----- TRECHO

Ele tem consciência que casou com uma mulher bem mais jovem e fala sobre isso quando desabafa com amigos do AA ou com outras pessoas de sua convivência, como a professora de italiano, por exemplo, ou mesmo uma aluna de teatro de quem ele se aproxima e beija no carro. O desejo e a sexualidade do personagem aparecem tanto nas cenas oníricas (como a da moça nua oferecendo café) quanto na própria beleza e sensualidade natural das jovens alunas do grupo de teatro.

TOMMASO foi o primeiro filme de ficção de Ferrara desde PASOLINI (2014), também feito em parceria com Dafoe, e é que continha uma carga de catolicismo ainda mais forte. O curioso da cena de Dafoe na cruz em TOMMASO é que o ator já esteve na cruz em sua representação de Jesus em A ÚLTIMA TENTAÇÃO DE CRISTO, de Martin Scorsese. Pareceu ser uma feliz coincidência. Se é que existem coincidências.

Gosto muito de como as cenas mais realistas funcionam bem. Destaque para a cena com o paquistanês bêbado. Tommaso desce para calar a boca do sujeito, que está incomodando sua filha e esposa, gritando na rua. Ele estaria disposto a dar um soco no sujeito, mas consegue dialogar com o homem, e parece se sentir bem com isso. É uma cena bonita. Assim como são bonitas, algumas ligeiramente dolorosas, as cenas de intimidade com a esposa, seja fazendo o almoço, seja reclamando que a mulher não se lembrou dele na hora da refeição. As cenas de sexo frustrado também se destacam nesses momentos de intimidade.

É a tal coisa: não adianta sentir saudade do Ferrara louco e genial da década de 1990, talvez o seu auge criativo. Afinal, o novo Ferrara, sóbrio e disposto a conhecer a si mesmo, cavando fundo nos problemas e no quanto errou no passado, é também bem-vindo. Que bom que ele tem encontrado apoio para a realização de seus filmes na Europa. Ainda assim, ao que parece, seu próximo filme, ZEROS AND ONES, ainda sem data de lançamento, terá produção americana, embora seja com locação na Itália, seu novo lar.

Agradecimentos à Paula, que viu o filme comigo em esquema de distanciamento social. 

+ TRÊS FILMES

A VOZ SUPREMA DO BLUES (Ma Rainey's Black Bottom)

----------
----- REGISTROS EXIBIDOS

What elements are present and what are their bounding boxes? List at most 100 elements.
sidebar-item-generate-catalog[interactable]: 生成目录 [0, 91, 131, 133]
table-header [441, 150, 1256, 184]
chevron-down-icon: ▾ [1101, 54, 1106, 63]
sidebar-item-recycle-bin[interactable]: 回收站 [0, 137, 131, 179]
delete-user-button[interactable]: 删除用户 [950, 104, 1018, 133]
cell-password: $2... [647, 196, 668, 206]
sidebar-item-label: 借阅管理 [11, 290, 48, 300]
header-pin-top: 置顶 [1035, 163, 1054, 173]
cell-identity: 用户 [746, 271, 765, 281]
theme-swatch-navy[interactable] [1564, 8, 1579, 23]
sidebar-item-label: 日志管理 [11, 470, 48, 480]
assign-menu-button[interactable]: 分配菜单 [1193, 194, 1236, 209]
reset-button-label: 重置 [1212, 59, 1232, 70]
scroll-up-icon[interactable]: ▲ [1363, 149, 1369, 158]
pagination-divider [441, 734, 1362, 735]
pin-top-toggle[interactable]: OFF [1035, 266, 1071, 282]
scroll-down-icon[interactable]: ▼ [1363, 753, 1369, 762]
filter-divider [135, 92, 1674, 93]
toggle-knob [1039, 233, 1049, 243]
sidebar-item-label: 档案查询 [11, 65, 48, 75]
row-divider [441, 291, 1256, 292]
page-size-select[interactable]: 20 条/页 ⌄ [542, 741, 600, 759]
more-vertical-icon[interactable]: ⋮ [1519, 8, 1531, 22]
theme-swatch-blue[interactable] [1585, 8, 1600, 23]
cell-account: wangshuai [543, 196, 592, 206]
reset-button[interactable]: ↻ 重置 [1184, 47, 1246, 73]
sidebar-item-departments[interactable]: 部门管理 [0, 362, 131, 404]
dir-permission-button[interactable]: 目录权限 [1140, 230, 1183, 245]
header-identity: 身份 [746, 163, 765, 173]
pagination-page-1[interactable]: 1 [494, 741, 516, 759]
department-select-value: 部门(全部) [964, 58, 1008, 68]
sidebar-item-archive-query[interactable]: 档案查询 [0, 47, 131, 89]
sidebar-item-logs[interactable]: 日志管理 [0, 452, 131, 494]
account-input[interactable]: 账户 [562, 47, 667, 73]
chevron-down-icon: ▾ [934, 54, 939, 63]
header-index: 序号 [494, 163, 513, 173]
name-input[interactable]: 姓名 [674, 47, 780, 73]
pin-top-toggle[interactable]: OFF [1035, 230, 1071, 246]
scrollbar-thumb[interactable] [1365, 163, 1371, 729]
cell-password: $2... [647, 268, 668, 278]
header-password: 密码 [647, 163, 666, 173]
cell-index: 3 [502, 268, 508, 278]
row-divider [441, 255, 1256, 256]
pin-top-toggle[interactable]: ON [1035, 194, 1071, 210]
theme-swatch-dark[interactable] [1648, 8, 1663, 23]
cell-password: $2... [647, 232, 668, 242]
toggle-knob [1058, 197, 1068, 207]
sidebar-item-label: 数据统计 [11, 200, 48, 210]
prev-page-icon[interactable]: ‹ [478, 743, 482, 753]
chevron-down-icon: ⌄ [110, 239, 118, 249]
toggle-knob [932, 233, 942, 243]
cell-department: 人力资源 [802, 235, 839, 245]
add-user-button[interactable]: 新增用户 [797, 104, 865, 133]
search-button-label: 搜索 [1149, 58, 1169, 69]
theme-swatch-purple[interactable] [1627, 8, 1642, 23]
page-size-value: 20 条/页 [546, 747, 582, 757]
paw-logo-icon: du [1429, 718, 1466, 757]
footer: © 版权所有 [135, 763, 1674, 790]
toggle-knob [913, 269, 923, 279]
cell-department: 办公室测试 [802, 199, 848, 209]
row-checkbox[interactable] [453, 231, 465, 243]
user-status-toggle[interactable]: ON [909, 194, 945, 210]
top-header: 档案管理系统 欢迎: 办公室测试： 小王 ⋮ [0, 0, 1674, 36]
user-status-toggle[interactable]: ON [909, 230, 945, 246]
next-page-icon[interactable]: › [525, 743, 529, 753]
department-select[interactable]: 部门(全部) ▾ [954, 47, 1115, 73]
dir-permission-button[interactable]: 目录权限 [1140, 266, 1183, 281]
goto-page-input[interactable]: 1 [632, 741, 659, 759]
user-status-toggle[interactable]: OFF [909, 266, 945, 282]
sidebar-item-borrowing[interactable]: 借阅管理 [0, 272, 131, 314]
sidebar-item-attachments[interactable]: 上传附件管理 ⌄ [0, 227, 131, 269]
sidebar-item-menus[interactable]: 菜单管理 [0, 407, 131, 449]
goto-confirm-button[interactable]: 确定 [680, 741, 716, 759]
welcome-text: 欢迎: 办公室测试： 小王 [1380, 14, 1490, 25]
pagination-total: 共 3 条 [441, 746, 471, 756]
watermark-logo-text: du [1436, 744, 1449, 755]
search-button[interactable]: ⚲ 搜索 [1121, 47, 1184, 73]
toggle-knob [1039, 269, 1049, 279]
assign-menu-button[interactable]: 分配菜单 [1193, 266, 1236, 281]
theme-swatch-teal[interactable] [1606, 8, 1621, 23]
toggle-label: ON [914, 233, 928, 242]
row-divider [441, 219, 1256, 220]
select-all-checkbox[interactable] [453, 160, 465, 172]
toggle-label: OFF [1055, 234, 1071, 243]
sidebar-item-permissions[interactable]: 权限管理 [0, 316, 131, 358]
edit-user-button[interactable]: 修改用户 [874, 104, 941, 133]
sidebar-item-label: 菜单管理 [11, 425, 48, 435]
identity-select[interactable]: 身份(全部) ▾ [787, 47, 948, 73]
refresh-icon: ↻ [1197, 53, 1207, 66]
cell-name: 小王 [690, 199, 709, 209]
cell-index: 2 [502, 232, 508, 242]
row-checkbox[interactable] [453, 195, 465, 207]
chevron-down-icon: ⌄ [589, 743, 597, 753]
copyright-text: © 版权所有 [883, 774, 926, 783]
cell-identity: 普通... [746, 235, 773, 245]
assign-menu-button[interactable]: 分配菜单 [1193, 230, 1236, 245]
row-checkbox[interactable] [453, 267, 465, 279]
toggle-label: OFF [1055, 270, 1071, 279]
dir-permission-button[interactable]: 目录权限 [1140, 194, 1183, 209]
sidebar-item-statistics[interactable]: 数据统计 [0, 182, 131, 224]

----------

## O QUE FAZER 1:
Reproduza, do texto sobre o filme TOMMASO, a parte que vai de "Ele tem consciência" até "que existem coincidências.".
## O QUE FAZER 2:
Resuma em duas frases o texto sobre o filme TOMMASO.
## O QUE FAZER 3:
Prossiga com o texto sobre o filme TOMMASO a partir do ponto em que ele termina.

## SUA RESPOSTA 1:
Ele tem consciência que casou com uma mulher bem mais jovem e fala sobre isso quando desabafa com amigos do AA ou com outras pessoas de sua convivência, como a professora de italiano, por exemplo, ou mesmo uma aluna de teatro de quem ele se aproxima e beija no carro. O desejo e a sexualidade do personagem aparecem tanto nas cenas oníricas (como a da moça nua oferecendo café) quanto na própria beleza e sensualidade natural das jovens alunas do grupo de teatro.

TOMMASO foi o primeiro filme de ficção de Ferrara desde PASOLINI (2014), também feito em parceria com Dafoe, e é que continha uma carga de catolicismo ainda mais forte. O curioso da cena de Dafoe na cruz em TOMMASO é que o ator já esteve na cruz em sua representação de Jesus em A ÚLTIMA TENTAÇÃO DE CRISTO, de Martin Scorsese. Pareceu ser uma feliz coincidência. Se é que existem coincidências.

## SUA RESPOSTA 2:
O texto comenta o filme TOMMASO, de Ferrara, destacando o desejo do personagem, a cena de Dafoe na cruz e as cenas realistas e de intimidade com a esposa. Também afirma que o novo Ferrara, sóbrio e disposto a conhecer a si mesmo, é bem-vindo, e informa que seu próximo filme, ZEROS AND ONES, terá produção americana com locação na Itália.

## SUA RESPOSTA 3:
A semelhança deste filme com UM LIMITE ENTRE NÓS, de Denzel Washington vem de suas origens teatrais, mas também do fato de Washington estar como produtor e Viola Davis ser uma das protagonistas, a personagem-título. Sua Ma Rainey é impressionante em sua busca de dignidade durante um processo de gravação. Mas quem rouba mesmo o filme para si é Chadwick Boseman, que deixou sua melhor performance para o final e nos deixou também na dúvida sobre o quão alto ele chegaria se continuasse vivo por mais algumas décadas. Em A VOZ SUPREMA DO BLUES (2020), de George C. Wolfe, ele interpreta um trompetista cheio de paixão e que ambiciona ter sua própria banda, galgar sucesso na música, por mais que lhe atormente o passado. Dizem que é um filme que cresce à medida que pensamos nele, e eu não duvido. Há um trabalho admirável de atuação, principalmente. Sem falar no quanto é simbólico e bem-vindo nesse novo momento do black power na arte e no comportamento.

MOSQUITO

O cinema português anda com um vigor impressionante. Aqui temos um drama de guerra passado em Moçambique em que o protagonista se perde de seu pelotão e faz uma verdadeira viagem ao inferno em território desconhecido. MOSQUITO (2020), de João Nuno Pinto, é crítico ao orgulho colonialista dos portugueses e ao próprio absurdo da guerra. Isso se mostra tanto nas cenas de Zacarias (João Nunes Monteiro) em postos de oficiais portugueses quanto nos demais encontros que o herói tem ao longo de sua jornada. Gosto do final, tanto pelo impacto quanto pelo gesto simbólico.

PALM SPRINGS

Variação muito bacana e bonita de FEITIÇO DO TEMPO. Aliás, depois de ver tantas variações do filme, fico pensando se a obra supostamente original também não seria uma variação de outra. Enfim, o que há como diferencial em PALM SPRINGS (2019), de Max Barbakow, principalmente, é ter um segundo protagonista para compartilhar o viver o mesmo dia forever and ever, no que há de céu e no que há de inferno. Gostei da atriz (Cristin Milioti), de olhos expressivos e grandes, e sem fazer esforço para sensualizar. Ainda assim, cria uma química muito legal com o personagem do Andy Samberg. Há uma cena com o J.K. Simmons que é ao mesmo tempo engraçada e comovente. Porém, como é uma obra bem dinâmica, o aspecto sentimental fica um pouco mais de lado em prol do bom humor.